→ **What you are asked to do**
Below are some records. Copy every line in them that holds "name".

Rows from a figure dataset:
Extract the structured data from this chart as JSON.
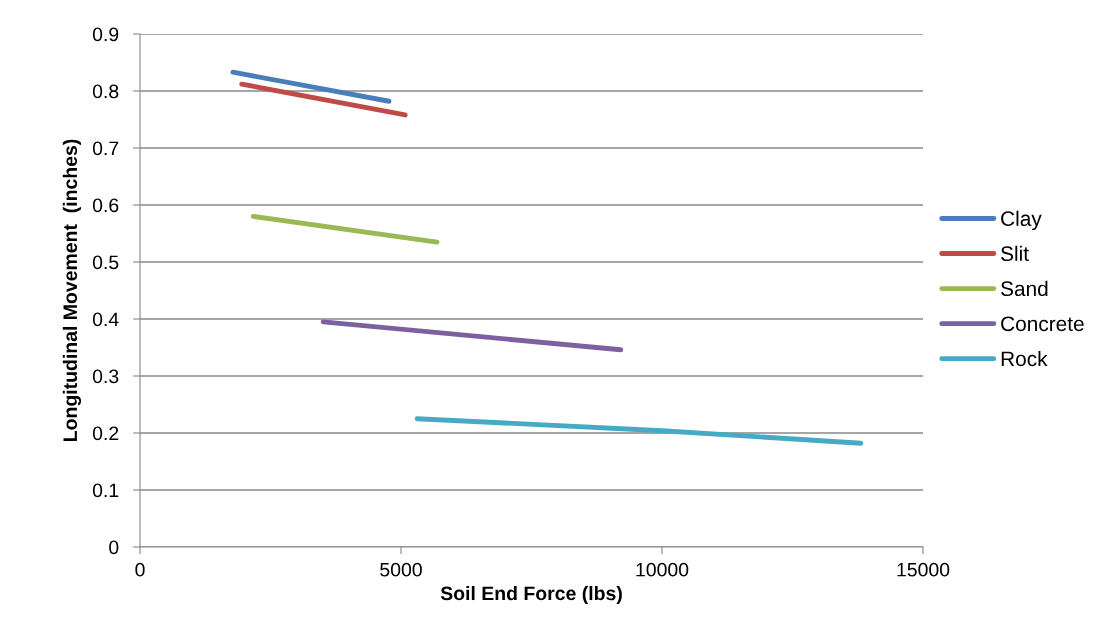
{
  "chart_data": {
    "type": "line",
    "xlabel": "Soil End Force (lbs)",
    "ylabel": "Longitudinal Movement  (inches)",
    "xlim": [
      0,
      15000
    ],
    "xticks": [
      0,
      5000,
      10000,
      15000
    ],
    "ylim": [
      0,
      0.9
    ],
    "yticks": [
      0,
      0.1,
      0.2,
      0.3,
      0.4,
      0.5,
      0.6,
      0.7,
      0.8,
      0.9
    ],
    "grid": "y",
    "legend": "right",
    "marker": "none",
    "line_style": "solid",
    "series": [
      {
        "name": "Clay",
        "color": "#4a7ebb",
        "x": [
          1780,
          4770
        ],
        "values": [
          0.833,
          0.782
        ]
      },
      {
        "name": "Slit",
        "color": "#be4b48",
        "x": [
          1950,
          5080
        ],
        "values": [
          0.812,
          0.758
        ]
      },
      {
        "name": "Sand",
        "color": "#98b954",
        "x": [
          2170,
          5690
        ],
        "values": [
          0.58,
          0.535
        ]
      },
      {
        "name": "Concrete",
        "color": "#7d60a0",
        "x": [
          3510,
          9210
        ],
        "values": [
          0.395,
          0.346
        ]
      },
      {
        "name": "Rock",
        "color": "#46aac5",
        "x": [
          5310,
          10000,
          13810
        ],
        "values": [
          0.225,
          0.204,
          0.182
        ]
      }
    ]
  }
}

→ **The result**
        "name": "Clay",
        "name": "Slit",
        "name": "Sand",
        "name": "Concrete",
        "name": "Rock",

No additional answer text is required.